### Exercise goal
Decide whether each statement below agrees with the passage on keeping InfoSec staff, answering yes or no and quoting the words of the passage that settle it.
1. The growth of the InfoSec industry has left a surplus of skilled professionals.
2. All members of a cybersecurity team share the same motivations.
3. Getting to know employees individually can reveal their preferred communication style.

### Text passage
::::

As a business leader, you likely understand the importance of protecting your organization from cyberthreats by leveraging the knowledge and skill of InfoSec professionals. Yet, building an effective cybersecurity team to keep your business safe is easier said than done. The rapid growth in the InfoSec industry has led to a major shortage in professionals sufficiently skilled to provide reliable service; if you are lucky enough to entice a qualified InfoSec professional to your team, there is a good chance that they will split for a better position after a few months — unless you take steps to make them stick.
Fortunately, it is possible to develop a work environment that compels InfoSec workers to stay put. Here a few tactics you might use to make positions on your InfoSec team more attractive to top talent and to keep your talent in place:
Every member of a cybersecurity team has different motivations. Some relish the opportunity to solve problems; others enjoy the high wage opportunities of the field; others still are looking for prestige from a rapidly developing career track. CISOs and the cybersecurity leaders who report to them need to develop an understanding of those distinct motivations and find ways to spark them to drive employee engagement and performance. Getting to know employees on an individual level will provide more information about their unique motivations — and it will also drive other valuable insights, like preferred communication style, personal goals and more.

::::

Page segmentation data:
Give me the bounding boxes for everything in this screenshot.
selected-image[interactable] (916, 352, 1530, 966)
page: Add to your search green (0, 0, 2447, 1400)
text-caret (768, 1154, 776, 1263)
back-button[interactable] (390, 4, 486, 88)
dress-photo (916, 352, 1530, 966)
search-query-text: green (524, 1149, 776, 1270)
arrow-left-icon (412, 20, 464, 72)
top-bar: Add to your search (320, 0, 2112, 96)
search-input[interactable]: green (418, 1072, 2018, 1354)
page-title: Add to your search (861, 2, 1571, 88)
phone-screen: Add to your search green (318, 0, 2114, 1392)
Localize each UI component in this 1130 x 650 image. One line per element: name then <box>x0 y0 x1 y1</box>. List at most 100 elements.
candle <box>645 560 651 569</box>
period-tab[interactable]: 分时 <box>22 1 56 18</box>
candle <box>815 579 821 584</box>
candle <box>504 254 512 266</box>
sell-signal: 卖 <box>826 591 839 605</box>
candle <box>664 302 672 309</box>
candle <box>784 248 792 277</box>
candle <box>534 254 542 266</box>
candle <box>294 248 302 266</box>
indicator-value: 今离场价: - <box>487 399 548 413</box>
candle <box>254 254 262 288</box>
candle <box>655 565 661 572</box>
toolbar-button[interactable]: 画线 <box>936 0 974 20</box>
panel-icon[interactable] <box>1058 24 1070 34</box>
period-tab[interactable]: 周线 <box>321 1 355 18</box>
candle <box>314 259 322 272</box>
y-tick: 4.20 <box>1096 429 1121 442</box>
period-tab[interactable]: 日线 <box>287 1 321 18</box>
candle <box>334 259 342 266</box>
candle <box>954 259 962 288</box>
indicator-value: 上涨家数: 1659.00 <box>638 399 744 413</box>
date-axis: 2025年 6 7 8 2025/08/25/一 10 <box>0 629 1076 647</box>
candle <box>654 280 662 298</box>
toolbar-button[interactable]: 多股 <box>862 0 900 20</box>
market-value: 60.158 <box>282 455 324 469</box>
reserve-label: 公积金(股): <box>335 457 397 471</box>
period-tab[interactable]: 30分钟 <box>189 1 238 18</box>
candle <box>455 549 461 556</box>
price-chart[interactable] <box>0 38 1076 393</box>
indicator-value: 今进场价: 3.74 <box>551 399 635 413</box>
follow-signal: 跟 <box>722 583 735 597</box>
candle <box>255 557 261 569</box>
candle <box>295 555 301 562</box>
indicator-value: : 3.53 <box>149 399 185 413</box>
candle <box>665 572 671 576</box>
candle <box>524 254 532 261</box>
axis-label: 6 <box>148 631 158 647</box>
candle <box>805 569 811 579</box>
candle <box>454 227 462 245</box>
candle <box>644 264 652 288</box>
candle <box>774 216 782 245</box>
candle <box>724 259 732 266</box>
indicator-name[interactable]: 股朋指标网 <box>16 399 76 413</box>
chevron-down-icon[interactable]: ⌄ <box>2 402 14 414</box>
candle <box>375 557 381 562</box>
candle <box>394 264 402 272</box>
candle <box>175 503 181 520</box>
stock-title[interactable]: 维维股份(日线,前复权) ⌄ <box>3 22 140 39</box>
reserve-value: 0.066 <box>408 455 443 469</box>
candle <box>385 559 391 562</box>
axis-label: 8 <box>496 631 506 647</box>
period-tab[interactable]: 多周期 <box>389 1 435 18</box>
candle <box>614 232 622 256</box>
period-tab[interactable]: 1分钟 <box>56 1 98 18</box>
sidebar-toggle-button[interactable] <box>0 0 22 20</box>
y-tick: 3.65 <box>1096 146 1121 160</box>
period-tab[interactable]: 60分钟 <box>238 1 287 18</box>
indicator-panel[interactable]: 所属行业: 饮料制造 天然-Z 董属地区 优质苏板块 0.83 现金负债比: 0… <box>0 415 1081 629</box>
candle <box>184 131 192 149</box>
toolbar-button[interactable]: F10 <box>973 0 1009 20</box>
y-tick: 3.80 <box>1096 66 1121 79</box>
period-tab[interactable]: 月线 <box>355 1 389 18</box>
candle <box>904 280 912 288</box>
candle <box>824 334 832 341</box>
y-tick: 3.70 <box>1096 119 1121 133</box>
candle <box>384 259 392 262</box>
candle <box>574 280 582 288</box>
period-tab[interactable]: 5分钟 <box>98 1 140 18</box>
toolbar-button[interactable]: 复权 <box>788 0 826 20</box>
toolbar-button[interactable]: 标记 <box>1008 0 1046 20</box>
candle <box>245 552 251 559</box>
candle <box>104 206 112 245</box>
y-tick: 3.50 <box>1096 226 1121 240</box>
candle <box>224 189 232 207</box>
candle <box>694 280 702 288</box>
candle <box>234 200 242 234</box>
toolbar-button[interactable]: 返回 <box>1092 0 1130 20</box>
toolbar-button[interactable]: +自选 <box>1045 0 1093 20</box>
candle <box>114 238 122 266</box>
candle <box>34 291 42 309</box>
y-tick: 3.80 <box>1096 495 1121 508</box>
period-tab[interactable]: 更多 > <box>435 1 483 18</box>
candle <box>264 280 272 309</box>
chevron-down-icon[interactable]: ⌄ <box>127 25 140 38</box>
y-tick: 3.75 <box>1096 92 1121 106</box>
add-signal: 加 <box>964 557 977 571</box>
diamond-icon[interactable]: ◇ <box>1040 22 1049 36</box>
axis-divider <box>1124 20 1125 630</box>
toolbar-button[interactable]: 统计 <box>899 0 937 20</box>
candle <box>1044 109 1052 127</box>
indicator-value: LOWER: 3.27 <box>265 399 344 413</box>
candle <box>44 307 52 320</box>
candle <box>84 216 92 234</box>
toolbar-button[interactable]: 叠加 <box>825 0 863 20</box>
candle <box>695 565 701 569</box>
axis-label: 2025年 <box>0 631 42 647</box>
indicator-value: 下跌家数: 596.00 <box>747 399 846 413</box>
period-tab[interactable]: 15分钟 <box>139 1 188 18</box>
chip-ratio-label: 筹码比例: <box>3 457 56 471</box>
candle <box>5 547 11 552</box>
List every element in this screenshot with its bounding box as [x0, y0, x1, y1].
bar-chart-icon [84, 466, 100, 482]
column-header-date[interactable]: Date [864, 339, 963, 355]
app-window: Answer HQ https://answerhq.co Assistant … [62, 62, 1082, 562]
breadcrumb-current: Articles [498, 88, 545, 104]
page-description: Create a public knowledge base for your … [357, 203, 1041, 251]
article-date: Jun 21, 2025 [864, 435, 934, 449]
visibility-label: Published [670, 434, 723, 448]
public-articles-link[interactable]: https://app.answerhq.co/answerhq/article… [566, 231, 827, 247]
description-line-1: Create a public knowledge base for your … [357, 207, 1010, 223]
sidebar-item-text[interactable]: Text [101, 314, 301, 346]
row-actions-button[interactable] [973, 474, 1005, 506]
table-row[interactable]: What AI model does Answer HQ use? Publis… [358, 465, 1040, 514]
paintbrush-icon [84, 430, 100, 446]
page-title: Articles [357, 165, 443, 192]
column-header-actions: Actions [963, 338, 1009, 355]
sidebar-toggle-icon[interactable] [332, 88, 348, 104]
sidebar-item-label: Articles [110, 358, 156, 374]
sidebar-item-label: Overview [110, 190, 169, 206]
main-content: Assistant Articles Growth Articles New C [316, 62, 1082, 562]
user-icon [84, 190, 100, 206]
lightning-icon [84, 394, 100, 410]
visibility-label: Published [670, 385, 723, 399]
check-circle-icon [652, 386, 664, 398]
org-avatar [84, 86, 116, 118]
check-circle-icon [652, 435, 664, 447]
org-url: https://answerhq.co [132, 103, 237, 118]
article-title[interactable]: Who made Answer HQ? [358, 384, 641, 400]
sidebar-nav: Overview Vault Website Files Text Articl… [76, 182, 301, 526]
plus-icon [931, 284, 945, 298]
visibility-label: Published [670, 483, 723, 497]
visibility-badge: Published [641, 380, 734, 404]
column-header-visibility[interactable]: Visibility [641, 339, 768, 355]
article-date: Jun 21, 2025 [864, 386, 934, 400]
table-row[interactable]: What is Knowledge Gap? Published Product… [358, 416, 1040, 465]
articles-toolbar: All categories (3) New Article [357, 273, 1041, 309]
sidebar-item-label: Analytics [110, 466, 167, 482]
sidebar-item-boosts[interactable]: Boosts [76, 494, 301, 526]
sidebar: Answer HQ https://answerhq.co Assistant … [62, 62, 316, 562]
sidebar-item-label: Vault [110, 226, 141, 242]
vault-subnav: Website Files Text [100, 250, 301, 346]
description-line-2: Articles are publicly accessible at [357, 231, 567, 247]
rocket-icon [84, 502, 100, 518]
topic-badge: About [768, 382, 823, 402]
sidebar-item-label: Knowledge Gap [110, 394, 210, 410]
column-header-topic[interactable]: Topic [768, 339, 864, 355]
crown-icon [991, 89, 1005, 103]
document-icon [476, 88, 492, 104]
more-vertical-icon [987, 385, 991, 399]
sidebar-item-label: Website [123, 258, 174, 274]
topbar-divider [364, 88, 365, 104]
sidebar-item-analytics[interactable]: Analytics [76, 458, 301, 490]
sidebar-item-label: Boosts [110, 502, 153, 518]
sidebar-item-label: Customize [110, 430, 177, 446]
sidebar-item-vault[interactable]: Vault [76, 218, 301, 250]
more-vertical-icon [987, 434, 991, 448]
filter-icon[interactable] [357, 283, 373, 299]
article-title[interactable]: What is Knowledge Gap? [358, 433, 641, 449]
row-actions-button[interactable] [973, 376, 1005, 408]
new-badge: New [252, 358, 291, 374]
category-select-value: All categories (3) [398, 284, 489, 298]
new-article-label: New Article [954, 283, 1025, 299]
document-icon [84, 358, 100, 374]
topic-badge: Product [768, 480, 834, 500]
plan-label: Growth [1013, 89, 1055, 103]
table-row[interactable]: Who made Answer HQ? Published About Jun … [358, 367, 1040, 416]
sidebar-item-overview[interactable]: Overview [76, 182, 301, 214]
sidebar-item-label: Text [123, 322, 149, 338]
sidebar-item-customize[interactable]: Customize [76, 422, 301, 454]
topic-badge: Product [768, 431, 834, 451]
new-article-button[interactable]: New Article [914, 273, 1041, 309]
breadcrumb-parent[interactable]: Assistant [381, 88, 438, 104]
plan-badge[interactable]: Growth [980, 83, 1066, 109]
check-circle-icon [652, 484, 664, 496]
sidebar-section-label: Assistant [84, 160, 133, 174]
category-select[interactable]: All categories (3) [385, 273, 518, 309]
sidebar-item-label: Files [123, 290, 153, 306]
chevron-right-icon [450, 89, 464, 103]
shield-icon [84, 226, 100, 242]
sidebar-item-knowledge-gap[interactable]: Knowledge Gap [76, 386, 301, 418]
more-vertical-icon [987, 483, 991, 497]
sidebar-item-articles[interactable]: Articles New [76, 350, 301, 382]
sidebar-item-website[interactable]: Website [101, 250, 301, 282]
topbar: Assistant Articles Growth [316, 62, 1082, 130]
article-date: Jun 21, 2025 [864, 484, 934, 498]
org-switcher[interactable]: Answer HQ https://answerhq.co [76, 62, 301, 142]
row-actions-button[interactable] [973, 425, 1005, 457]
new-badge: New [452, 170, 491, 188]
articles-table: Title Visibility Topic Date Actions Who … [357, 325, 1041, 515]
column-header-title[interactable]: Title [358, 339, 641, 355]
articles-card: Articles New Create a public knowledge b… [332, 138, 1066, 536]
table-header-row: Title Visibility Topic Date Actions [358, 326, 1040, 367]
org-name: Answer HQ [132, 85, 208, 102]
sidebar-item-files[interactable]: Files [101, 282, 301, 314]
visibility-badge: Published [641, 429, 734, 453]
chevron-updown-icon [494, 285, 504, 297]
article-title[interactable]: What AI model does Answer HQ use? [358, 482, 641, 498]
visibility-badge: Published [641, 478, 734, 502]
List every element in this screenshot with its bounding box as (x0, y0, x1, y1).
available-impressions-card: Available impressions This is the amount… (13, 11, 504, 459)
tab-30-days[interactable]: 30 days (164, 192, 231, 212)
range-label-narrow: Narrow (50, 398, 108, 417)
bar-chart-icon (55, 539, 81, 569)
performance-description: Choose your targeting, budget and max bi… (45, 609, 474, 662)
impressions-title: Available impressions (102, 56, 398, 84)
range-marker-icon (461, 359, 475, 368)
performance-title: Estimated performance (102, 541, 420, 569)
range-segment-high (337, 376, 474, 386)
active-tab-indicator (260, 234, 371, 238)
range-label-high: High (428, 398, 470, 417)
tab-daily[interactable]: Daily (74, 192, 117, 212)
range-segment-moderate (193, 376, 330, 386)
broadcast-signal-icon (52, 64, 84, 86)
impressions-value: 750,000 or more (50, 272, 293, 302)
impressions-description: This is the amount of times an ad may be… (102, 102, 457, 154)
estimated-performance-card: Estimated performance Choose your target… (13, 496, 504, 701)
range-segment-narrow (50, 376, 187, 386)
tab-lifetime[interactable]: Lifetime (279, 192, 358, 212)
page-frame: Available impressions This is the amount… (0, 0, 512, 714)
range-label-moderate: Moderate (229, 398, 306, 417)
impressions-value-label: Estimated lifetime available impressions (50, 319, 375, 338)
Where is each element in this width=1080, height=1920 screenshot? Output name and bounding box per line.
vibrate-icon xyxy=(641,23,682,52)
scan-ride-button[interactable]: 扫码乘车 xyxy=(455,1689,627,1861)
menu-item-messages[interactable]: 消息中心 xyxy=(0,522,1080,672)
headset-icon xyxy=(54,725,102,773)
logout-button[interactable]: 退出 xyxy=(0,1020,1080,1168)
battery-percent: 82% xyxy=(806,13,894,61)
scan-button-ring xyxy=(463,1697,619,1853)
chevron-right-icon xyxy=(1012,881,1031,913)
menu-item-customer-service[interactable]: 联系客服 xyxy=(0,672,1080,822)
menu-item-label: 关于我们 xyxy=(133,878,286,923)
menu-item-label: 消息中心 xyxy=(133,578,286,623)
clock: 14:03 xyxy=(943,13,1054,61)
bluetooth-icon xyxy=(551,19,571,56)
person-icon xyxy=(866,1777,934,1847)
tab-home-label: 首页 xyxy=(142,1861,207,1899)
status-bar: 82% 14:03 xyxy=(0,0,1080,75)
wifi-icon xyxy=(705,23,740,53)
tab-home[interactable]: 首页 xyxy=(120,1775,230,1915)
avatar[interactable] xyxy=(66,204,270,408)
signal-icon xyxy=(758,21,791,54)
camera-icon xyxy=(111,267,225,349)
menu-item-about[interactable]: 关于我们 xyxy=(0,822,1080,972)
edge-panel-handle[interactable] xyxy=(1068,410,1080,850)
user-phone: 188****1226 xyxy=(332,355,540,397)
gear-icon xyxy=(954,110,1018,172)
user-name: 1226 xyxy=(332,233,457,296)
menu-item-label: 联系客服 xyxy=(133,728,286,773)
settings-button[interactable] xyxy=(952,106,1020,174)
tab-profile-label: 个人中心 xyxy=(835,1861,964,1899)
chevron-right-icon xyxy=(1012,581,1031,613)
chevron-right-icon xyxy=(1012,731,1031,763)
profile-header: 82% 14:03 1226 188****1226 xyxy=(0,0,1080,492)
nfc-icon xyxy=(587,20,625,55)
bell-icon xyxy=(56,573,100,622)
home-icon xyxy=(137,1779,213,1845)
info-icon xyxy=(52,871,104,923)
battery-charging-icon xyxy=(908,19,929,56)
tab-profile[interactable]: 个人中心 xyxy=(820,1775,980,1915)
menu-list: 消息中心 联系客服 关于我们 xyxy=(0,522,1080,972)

::::

### Solution to the problem
1. No: "The rapid growth in the InfoSec industry has led to a major shortage in professionals sufficiently skilled to provide reliable service"
2. No: "Every member of a cybersecurity team has different motivations."
3. Yes: "it will also drive other valuable insights, like preferred communication style, personal goals and more."